● Information supplied:
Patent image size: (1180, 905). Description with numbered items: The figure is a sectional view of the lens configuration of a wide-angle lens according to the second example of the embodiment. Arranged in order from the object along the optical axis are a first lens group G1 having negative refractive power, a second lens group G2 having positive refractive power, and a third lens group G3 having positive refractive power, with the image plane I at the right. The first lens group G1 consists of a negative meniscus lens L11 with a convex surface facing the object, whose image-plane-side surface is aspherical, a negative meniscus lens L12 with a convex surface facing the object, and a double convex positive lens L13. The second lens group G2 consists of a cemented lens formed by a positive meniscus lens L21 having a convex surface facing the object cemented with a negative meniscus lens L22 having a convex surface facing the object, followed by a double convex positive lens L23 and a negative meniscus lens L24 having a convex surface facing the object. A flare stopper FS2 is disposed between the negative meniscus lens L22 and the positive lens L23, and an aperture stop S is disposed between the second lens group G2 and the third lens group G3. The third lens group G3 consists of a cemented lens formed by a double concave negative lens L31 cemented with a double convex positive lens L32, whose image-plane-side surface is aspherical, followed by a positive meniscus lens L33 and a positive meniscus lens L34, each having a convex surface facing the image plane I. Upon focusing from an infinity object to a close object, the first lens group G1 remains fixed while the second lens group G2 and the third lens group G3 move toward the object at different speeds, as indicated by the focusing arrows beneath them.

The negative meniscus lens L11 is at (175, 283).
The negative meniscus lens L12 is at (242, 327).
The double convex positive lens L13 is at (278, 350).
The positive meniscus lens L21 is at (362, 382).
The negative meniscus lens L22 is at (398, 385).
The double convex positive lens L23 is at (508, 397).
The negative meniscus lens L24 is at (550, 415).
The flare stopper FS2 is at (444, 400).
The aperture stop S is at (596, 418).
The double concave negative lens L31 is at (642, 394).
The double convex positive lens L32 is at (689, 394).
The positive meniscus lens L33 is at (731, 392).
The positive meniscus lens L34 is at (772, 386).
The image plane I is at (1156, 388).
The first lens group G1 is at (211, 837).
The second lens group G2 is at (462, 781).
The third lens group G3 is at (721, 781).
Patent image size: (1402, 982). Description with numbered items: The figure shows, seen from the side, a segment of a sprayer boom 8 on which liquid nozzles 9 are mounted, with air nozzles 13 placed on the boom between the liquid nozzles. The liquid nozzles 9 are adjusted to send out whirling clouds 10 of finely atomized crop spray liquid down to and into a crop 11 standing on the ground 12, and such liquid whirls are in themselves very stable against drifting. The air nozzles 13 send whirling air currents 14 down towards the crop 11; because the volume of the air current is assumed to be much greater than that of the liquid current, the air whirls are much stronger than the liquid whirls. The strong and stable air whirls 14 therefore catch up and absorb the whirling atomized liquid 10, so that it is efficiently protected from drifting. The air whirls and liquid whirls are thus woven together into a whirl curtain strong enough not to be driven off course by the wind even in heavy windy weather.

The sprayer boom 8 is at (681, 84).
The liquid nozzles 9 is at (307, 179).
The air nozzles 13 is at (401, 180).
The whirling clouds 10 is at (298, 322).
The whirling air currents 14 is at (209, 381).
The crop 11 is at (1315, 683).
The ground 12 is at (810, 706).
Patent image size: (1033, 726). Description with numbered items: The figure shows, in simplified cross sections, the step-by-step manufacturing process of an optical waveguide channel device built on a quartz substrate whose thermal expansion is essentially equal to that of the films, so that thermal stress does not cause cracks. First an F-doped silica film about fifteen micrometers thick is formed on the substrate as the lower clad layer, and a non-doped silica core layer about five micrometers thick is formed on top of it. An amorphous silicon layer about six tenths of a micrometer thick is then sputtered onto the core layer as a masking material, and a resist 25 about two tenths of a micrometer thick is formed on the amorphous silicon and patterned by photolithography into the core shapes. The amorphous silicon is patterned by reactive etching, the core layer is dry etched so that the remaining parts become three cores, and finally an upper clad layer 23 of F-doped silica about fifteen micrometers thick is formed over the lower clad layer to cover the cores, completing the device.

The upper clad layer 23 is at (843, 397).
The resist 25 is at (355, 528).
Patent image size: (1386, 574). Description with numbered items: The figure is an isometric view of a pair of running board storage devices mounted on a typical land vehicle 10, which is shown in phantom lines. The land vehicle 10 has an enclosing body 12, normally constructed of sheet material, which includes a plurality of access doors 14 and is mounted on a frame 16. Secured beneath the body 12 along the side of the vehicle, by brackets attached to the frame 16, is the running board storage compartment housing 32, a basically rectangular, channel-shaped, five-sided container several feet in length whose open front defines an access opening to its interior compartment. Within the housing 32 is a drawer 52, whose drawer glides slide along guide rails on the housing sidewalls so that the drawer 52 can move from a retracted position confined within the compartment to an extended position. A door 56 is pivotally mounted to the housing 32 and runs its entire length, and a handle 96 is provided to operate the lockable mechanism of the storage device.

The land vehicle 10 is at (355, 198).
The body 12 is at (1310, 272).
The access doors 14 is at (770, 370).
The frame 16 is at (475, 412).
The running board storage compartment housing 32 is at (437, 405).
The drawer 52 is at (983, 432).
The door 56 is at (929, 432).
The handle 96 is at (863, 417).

● The task: Rewrite all the rows above, replacing "Patent image size" with "Drawing size" and changing nothing else.

● Response:
Drawing size: (1180, 905). Description with numbered items: The figure is a sectional view of the lens configuration of a wide-angle lens according to the second example of the embodiment. Arranged in order from the object along the optical axis are a first lens group G1 having negative refractive power, a second lens group G2 having positive refractive power, and a third lens group G3 having positive refractive power, with the image plane I at the right. The first lens group G1 consists of a negative meniscus lens L11 with a convex surface facing the object, whose image-plane-side surface is aspherical, a negative meniscus lens L12 with a convex surface facing the object, and a double convex positive lens L13. The second lens group G2 consists of a cemented lens formed by a positive meniscus lens L21 having a convex surface facing the object cemented with a negative meniscus lens L22 having a convex surface facing the object, followed by a double convex positive lens L23 and a negative meniscus lens L24 having a convex surface facing the object. A flare stopper FS2 is disposed between the negative meniscus lens L22 and the positive lens L23, and an aperture stop S is disposed between the second lens group G2 and the third lens group G3. The third lens group G3 consists of a cemented lens formed by a double concave negative lens L31 cemented with a double convex positive lens L32, whose image-plane-side surface is aspherical, followed by a positive meniscus lens L33 and a positive meniscus lens L34, each having a convex surface facing the image plane I. Upon focusing from an infinity object to a close object, the first lens group G1 remains fixed while the second lens group G2 and the third lens group G3 move toward the object at different speeds, as indicated by the focusing arrows beneath them.

The negative meniscus lens L11 is at (175, 283).
The negative meniscus lens L12 is at (242, 327).
The double convex positive lens L13 is at (278, 350).
The positive meniscus lens L21 is at (362, 382).
The negative meniscus lens L22 is at (398, 385).
The double convex positive lens L23 is at (508, 397).
The negative meniscus lens L24 is at (550, 415).
The flare stopper FS2 is at (444, 400).
The aperture stop S is at (596, 418).
The double concave negative lens L31 is at (642, 394).
The double convex positive lens L32 is at (689, 394).
The positive meniscus lens L33 is at (731, 392).
The positive meniscus lens L34 is at (772, 386).
The image plane I is at (1156, 388).
The first lens group G1 is at (211, 837).
The second lens group G2 is at (462, 781).
The third lens group G3 is at (721, 781).
Drawing size: (1402, 982). Description with numbered items: The figure shows, seen from the side, a segment of a sprayer boom 8 on which liquid nozzles 9 are mounted, with air nozzles 13 placed on the boom between the liquid nozzles. The liquid nozzles 9 are adjusted to send out whirling clouds 10 of finely atomized crop spray liquid down to and into a crop 11 standing on the ground 12, and such liquid whirls are in themselves very stable against drifting. The air nozzles 13 send whirling air currents 14 down towards the crop 11; because the volume of the air current is assumed to be much greater than that of the liquid current, the air whirls are much stronger than the liquid whirls. The strong and stable air whirls 14 therefore catch up and absorb the whirling atomized liquid 10, so that it is efficiently protected from drifting. The air whirls and liquid whirls are thus woven together into a whirl curtain strong enough not to be driven off course by the wind even in heavy windy weather.

The sprayer boom 8 is at (681, 84).
The liquid nozzles 9 is at (307, 179).
The air nozzles 13 is at (401, 180).
The whirling clouds 10 is at (298, 322).
The whirling air currents 14 is at (209, 381).
The crop 11 is at (1315, 683).
The ground 12 is at (810, 706).
Drawing size: (1033, 726). Description with numbered items: The figure shows, in simplified cross sections, the step-by-step manufacturing process of an optical waveguide channel device built on a quartz substrate whose thermal expansion is essentially equal to that of the films, so that thermal stress does not cause cracks. First an F-doped silica film about fifteen micrometers thick is formed on the substrate as the lower clad layer, and a non-doped silica core layer about five micrometers thick is formed on top of it. An amorphous silicon layer about six tenths of a micrometer thick is then sputtered onto the core layer as a masking material, and a resist 25 about two tenths of a micrometer thick is formed on the amorphous silicon and patterned by photolithography into the core shapes. The amorphous silicon is patterned by reactive etching, the core layer is dry etched so that the remaining parts become three cores, and finally an upper clad layer 23 of F-doped silica about fifteen micrometers thick is formed over the lower clad layer to cover the cores, completing the device.

The upper clad layer 23 is at (843, 397).
The resist 25 is at (355, 528).
Drawing size: (1386, 574). Description with numbered items: The figure is an isometric view of a pair of running board storage devices mounted on a typical land vehicle 10, which is shown in phantom lines. The land vehicle 10 has an enclosing body 12, normally constructed of sheet material, which includes a plurality of access doors 14 and is mounted on a frame 16. Secured beneath the body 12 along the side of the vehicle, by brackets attached to the frame 16, is the running board storage compartment housing 32, a basically rectangular, channel-shaped, five-sided container several feet in length whose open front defines an access opening to its interior compartment. Within the housing 32 is a drawer 52, whose drawer glides slide along guide rails on the housing sidewalls so that the drawer 52 can move from a retracted position confined within the compartment to an extended position. A door 56 is pivotally mounted to the housing 32 and runs its entire length, and a handle 96 is provided to operate the lockable mechanism of the storage device.

The land vehicle 10 is at (355, 198).
The body 12 is at (1310, 272).
The access doors 14 is at (770, 370).
The frame 16 is at (475, 412).
The running board storage compartment housing 32 is at (437, 405).
The drawer 52 is at (983, 432).
The door 56 is at (929, 432).
The handle 96 is at (863, 417).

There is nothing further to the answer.